- [GOAL]
Please write out the material that follows, exactly as it stands.

------------------------------------------------------------

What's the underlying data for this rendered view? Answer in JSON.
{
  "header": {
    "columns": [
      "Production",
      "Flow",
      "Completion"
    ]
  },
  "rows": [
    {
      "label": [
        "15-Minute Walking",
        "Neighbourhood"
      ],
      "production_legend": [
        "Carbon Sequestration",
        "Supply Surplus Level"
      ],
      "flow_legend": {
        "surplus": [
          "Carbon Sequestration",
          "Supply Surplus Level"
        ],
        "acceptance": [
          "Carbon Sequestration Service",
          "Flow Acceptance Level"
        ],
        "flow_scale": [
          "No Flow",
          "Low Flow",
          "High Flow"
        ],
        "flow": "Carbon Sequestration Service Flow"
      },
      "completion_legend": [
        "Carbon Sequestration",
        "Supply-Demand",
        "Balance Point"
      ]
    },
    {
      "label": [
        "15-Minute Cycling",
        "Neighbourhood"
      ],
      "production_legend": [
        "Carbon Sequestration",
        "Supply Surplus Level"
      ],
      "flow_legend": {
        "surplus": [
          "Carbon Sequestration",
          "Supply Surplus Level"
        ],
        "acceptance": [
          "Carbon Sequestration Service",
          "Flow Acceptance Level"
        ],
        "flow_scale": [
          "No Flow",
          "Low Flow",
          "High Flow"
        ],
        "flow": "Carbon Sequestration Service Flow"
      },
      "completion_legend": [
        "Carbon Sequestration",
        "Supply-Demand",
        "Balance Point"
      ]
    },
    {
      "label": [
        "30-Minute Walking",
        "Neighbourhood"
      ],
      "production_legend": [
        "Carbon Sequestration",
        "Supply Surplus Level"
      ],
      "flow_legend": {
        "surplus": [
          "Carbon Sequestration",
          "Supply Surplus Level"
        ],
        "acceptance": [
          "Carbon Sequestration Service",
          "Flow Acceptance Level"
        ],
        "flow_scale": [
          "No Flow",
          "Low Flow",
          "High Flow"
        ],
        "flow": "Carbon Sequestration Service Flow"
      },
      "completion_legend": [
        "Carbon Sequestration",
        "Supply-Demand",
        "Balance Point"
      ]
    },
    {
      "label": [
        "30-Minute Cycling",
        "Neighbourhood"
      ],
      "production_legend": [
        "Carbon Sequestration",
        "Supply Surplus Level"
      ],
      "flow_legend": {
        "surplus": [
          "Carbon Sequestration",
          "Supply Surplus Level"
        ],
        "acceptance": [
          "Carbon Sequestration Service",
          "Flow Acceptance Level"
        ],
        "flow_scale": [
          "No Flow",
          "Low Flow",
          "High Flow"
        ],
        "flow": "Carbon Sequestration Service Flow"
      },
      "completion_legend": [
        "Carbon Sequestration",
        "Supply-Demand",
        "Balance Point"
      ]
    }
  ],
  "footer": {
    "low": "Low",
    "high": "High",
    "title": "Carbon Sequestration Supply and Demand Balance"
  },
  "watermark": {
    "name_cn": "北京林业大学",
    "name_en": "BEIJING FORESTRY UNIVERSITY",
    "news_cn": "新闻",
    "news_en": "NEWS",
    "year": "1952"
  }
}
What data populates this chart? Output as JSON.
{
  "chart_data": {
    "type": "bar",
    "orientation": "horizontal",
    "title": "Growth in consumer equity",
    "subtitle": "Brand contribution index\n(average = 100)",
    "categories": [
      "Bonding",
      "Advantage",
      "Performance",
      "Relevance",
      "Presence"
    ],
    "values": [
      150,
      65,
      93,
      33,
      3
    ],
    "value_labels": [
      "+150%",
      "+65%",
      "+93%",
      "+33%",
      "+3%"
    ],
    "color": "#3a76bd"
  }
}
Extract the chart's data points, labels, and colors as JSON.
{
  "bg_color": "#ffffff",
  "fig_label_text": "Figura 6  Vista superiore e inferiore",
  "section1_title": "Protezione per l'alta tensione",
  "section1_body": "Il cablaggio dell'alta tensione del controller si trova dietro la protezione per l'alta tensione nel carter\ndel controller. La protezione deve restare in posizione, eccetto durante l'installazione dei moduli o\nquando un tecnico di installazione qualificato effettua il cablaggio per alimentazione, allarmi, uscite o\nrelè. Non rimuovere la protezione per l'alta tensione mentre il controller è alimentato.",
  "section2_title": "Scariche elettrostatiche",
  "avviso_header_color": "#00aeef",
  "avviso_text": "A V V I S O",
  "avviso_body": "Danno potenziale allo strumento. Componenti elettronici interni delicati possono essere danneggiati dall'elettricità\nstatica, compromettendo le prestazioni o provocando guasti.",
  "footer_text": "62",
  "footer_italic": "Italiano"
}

------------------------------------------------------------

- [ANSWER TO THE TASK]
What's the underlying data for this rendered view? Answer in JSON.
{
  "header": {
    "columns": [
      "Production",
      "Flow",
      "Completion"
    ]
  },
  "rows": [
    {
      "label": [
        "15-Minute Walking",
        "Neighbourhood"
      ],
      "production_legend": [
        "Carbon Sequestration",
        "Supply Surplus Level"
      ],
      "flow_legend": {
        "surplus": [
          "Carbon Sequestration",
          "Supply Surplus Level"
        ],
        "acceptance": [
          "Carbon Sequestration Service",
          "Flow Acceptance Level"
        ],
        "flow_scale": [
          "No Flow",
          "Low Flow",
          "High Flow"
        ],
        "flow": "Carbon Sequestration Service Flow"
      },
      "completion_legend": [
        "Carbon Sequestration",
        "Supply-Demand",
        "Balance Point"
      ]
    },
    {
      "label": [
        "15-Minute Cycling",
        "Neighbourhood"
      ],
      "production_legend": [
        "Carbon Sequestration",
        "Supply Surplus Level"
      ],
      "flow_legend": {
        "surplus": [
          "Carbon Sequestration",
          "Supply Surplus Level"
        ],
        "acceptance": [
          "Carbon Sequestration Service",
          "Flow Acceptance Level"
        ],
        "flow_scale": [
          "No Flow",
          "Low Flow",
          "High Flow"
        ],
        "flow": "Carbon Sequestration Service Flow"
      },
      "completion_legend": [
        "Carbon Sequestration",
        "Supply-Demand",
        "Balance Point"
      ]
    },
    {
      "label": [
        "30-Minute Walking",
        "Neighbourhood"
      ],
      "production_legend": [
        "Carbon Sequestration",
        "Supply Surplus Level"
      ],
      "flow_legend": {
        "surplus": [
          "Carbon Sequestration",
          "Supply Surplus Level"
        ],
        "acceptance": [
          "Carbon Sequestration Service",
          "Flow Acceptance Level"
        ],
        "flow_scale": [
          "No Flow",
          "Low Flow",
          "High Flow"
        ],
        "flow": "Carbon Sequestration Service Flow"
      },
      "completion_legend": [
        "Carbon Sequestration",
        "Supply-Demand",
        "Balance Point"
      ]
    },
    {
      "label": [
        "30-Minute Cycling",
        "Neighbourhood"
      ],
      "production_legend": [
        "Carbon Sequestration",
        "Supply Surplus Level"
      ],
      "flow_legend": {
        "surplus": [
          "Carbon Sequestration",
          "Supply Surplus Level"
        ],
        "acceptance": [
          "Carbon Sequestration Service",
          "Flow Acceptance Level"
        ],
        "flow_scale": [
          "No Flow",
          "Low Flow",
          "High Flow"
        ],
        "flow": "Carbon Sequestration Service Flow"
      },
      "completion_legend": [
        "Carbon Sequestration",
        "Supply-Demand",
        "Balance Point"
      ]
    }
  ],
  "footer": {
    "low": "Low",
    "high": "High",
    "title": "Carbon Sequestration Supply and Demand Balance"
  },
  "watermark": {
    "name_cn": "北京林业大学",
    "name_en": "BEIJING FORESTRY UNIVERSITY",
    "news_cn": "新闻",
    "news_en": "NEWS",
    "year": "1952"
  }
}
What data populates this chart? Output as JSON.
{
  "chart_data": {
    "type": "bar",
    "orientation": "horizontal",
    "title": "Growth in consumer equity",
    "subtitle": "Brand contribution index\n(average = 100)",
    "categories": [
      "Bonding",
      "Advantage",
      "Performance",
      "Relevance",
      "Presence"
    ],
    "values": [
      150,
      65,
      93,
      33,
      3
    ],
    "value_labels": [
      "+150%",
      "+65%",
      "+93%",
      "+33%",
      "+3%"
    ],
    "color": "#3a76bd"
  }
}
Extract the chart's data points, labels, and colors as JSON.
{
  "bg_color": "#ffffff",
  "fig_label_text": "Figura 6  Vista superiore e inferiore",
  "section1_title": "Protezione per l'alta tensione",
  "section1_body": "Il cablaggio dell'alta tensione del controller si trova dietro la protezione per l'alta tensione nel carter\ndel controller. La protezione deve restare in posizione, eccetto durante l'installazione dei moduli o\nquando un tecnico di installazione qualificato effettua il cablaggio per alimentazione, allarmi, uscite o\nrelè. Non rimuovere la protezione per l'alta tensione mentre il controller è alimentato.",
  "section2_title": "Scariche elettrostatiche",
  "avviso_header_color": "#00aeef",
  "avviso_text": "A V V I S O",
  "avviso_body": "Danno potenziale allo strumento. Componenti elettronici interni delicati possono essere danneggiati dall'elettricità\nstatica, compromettendo le prestazioni o provocando guasti.",
  "footer_text": "62",
  "footer_italic": "Italiano"
}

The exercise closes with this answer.